**Directions for this task**
Select all lines in the records that include "сети".

**Records for this exercise**
#####

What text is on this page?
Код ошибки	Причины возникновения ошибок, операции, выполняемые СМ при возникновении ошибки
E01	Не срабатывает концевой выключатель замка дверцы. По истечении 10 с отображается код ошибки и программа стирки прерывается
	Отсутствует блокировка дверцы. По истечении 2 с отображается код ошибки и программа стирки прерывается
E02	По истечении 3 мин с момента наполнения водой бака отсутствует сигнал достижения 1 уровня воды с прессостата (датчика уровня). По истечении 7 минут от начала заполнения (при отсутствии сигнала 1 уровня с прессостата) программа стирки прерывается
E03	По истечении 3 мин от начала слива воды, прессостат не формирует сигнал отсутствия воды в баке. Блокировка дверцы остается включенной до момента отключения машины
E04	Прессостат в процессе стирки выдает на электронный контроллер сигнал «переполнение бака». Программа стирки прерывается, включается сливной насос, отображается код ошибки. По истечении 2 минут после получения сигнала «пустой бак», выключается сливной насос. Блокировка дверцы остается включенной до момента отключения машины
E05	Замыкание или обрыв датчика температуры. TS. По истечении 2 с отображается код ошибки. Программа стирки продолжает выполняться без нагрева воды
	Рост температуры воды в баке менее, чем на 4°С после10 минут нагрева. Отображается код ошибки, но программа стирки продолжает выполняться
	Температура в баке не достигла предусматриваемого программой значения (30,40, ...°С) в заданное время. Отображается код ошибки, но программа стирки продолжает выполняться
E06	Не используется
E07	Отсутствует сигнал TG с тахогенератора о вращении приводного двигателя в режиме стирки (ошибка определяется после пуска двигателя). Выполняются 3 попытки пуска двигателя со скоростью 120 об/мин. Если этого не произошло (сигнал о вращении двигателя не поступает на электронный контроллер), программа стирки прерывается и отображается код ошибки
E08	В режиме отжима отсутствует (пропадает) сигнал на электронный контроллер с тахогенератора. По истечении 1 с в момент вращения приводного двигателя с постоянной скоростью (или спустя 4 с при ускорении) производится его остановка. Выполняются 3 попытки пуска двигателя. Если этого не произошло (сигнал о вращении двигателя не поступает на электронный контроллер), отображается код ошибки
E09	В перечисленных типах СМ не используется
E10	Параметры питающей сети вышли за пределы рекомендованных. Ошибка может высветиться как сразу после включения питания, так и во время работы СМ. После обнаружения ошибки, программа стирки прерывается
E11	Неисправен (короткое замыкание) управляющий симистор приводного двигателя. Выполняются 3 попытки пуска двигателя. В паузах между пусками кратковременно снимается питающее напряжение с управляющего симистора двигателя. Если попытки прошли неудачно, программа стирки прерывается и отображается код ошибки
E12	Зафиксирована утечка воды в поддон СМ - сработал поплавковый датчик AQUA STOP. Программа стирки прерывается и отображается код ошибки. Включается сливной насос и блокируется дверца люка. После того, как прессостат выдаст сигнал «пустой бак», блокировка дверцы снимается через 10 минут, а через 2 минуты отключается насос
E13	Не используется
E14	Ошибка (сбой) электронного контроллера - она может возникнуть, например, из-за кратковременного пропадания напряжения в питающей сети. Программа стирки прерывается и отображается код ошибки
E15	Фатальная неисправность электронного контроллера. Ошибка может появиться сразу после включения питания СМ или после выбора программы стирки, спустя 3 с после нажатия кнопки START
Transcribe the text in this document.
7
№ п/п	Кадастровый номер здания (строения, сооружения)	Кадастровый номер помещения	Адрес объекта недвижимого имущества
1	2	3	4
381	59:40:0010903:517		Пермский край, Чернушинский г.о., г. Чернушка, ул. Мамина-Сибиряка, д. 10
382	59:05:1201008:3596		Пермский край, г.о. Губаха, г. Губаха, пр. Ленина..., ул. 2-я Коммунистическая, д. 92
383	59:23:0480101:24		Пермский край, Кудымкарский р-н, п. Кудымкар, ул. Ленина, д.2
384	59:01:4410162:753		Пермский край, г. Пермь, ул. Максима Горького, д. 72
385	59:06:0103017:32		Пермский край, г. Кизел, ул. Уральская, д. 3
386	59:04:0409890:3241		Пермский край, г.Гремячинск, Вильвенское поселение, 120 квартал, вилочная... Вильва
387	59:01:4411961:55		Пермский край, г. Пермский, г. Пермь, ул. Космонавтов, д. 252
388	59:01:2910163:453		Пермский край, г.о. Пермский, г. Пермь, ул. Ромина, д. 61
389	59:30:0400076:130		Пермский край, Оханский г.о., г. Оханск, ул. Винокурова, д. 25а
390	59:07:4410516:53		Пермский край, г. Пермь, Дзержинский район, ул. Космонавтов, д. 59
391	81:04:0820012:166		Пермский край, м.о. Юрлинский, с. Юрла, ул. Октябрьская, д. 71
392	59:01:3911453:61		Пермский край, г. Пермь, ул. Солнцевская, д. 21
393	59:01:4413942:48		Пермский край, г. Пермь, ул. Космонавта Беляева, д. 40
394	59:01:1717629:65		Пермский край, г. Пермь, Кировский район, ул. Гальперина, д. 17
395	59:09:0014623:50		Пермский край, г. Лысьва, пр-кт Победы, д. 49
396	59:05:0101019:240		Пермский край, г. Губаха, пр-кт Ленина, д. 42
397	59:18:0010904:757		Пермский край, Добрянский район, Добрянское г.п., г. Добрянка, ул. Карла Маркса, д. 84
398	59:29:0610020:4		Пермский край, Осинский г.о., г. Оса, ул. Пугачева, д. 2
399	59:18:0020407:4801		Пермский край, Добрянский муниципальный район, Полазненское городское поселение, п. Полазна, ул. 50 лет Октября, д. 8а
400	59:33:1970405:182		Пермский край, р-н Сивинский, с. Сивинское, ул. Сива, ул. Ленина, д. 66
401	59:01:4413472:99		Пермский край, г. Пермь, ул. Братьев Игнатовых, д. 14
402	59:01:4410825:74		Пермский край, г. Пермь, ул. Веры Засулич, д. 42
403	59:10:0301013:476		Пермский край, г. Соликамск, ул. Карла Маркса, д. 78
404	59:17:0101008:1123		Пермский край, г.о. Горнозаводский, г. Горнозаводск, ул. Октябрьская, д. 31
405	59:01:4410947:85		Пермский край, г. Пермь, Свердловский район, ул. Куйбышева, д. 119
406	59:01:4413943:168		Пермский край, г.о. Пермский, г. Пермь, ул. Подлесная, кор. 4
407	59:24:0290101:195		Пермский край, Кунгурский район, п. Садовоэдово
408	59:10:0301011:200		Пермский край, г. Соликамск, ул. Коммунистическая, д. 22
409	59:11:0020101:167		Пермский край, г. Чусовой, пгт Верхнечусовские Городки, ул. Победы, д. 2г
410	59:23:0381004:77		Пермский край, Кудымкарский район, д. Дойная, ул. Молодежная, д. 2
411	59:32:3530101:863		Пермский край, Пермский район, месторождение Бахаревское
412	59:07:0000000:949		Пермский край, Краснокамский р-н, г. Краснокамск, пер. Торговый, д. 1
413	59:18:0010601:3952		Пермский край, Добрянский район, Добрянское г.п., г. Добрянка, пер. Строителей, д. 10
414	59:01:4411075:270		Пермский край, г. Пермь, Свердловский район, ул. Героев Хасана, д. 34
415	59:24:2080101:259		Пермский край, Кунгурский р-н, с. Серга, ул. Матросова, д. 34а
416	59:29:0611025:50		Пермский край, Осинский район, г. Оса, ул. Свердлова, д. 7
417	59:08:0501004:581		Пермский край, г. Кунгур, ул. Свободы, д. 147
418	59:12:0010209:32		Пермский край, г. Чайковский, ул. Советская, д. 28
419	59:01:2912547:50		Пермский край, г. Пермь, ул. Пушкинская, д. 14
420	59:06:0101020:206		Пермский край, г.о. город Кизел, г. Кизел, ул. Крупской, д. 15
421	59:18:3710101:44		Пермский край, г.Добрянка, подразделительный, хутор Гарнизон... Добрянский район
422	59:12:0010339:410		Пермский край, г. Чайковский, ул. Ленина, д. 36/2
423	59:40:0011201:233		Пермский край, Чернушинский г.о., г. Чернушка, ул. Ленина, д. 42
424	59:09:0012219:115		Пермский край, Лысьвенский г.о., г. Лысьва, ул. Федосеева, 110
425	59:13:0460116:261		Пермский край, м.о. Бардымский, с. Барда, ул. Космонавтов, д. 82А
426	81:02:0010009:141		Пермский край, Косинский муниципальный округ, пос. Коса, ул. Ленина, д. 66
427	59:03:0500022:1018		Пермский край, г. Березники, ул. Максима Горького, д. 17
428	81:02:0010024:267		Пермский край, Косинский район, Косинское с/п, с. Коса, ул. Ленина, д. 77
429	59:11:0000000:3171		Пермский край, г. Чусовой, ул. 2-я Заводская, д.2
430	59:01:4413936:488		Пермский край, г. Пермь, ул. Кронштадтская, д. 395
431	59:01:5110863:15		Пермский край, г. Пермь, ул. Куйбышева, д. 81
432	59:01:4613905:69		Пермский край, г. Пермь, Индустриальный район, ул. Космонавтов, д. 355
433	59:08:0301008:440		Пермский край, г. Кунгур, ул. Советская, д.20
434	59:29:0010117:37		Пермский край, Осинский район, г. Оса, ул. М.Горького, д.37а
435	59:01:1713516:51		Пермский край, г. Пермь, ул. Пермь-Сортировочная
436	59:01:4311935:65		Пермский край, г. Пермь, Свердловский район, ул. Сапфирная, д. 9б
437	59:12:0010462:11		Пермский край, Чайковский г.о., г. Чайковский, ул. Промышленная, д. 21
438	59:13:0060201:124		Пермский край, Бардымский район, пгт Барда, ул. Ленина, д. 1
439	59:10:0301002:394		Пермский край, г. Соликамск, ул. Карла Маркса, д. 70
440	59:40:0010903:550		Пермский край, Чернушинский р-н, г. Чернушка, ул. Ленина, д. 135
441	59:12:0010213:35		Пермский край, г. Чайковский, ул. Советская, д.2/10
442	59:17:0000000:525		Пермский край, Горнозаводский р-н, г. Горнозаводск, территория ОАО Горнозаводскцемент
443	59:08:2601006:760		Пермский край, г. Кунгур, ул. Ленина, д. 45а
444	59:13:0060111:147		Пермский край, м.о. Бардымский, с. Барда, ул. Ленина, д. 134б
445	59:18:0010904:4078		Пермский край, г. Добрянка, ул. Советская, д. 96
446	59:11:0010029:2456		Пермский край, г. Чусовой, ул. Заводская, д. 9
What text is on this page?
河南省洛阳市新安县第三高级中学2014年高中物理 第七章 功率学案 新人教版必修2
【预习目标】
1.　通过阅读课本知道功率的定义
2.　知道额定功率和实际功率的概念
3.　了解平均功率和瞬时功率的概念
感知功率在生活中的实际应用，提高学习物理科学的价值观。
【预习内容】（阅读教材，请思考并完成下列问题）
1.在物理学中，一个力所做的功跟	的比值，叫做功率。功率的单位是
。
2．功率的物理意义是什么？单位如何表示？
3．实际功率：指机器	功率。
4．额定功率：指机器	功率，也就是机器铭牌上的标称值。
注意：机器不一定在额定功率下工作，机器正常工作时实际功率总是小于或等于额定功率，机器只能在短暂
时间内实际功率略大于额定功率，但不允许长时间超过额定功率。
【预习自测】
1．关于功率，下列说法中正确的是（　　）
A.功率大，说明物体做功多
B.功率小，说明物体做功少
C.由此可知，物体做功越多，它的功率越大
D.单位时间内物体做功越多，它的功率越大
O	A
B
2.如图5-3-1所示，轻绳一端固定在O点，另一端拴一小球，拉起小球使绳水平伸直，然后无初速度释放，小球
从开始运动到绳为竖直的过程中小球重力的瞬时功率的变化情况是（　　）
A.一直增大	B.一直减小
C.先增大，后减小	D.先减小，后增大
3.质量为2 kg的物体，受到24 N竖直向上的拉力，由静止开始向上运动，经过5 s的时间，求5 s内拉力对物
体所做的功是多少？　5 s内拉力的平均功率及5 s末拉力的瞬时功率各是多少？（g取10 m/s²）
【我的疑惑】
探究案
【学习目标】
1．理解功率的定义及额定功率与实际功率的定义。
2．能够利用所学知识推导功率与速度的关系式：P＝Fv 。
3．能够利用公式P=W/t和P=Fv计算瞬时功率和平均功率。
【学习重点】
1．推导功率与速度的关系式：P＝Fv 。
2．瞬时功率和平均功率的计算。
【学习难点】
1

#####

**Full response**
E10	Параметры питающей сети вышли за пределы рекомендованных. Ошибка может высветиться как сразу после включения питания, так и во время работы СМ. После обнаружения ошибки, программа стирки прерывается
E14	Ошибка (сбой) электронного контроллера - она может возникнуть, например, из-за кратковременного пропадания напряжения в питающей сети. Программа стирки прерывается и отображается код ошибки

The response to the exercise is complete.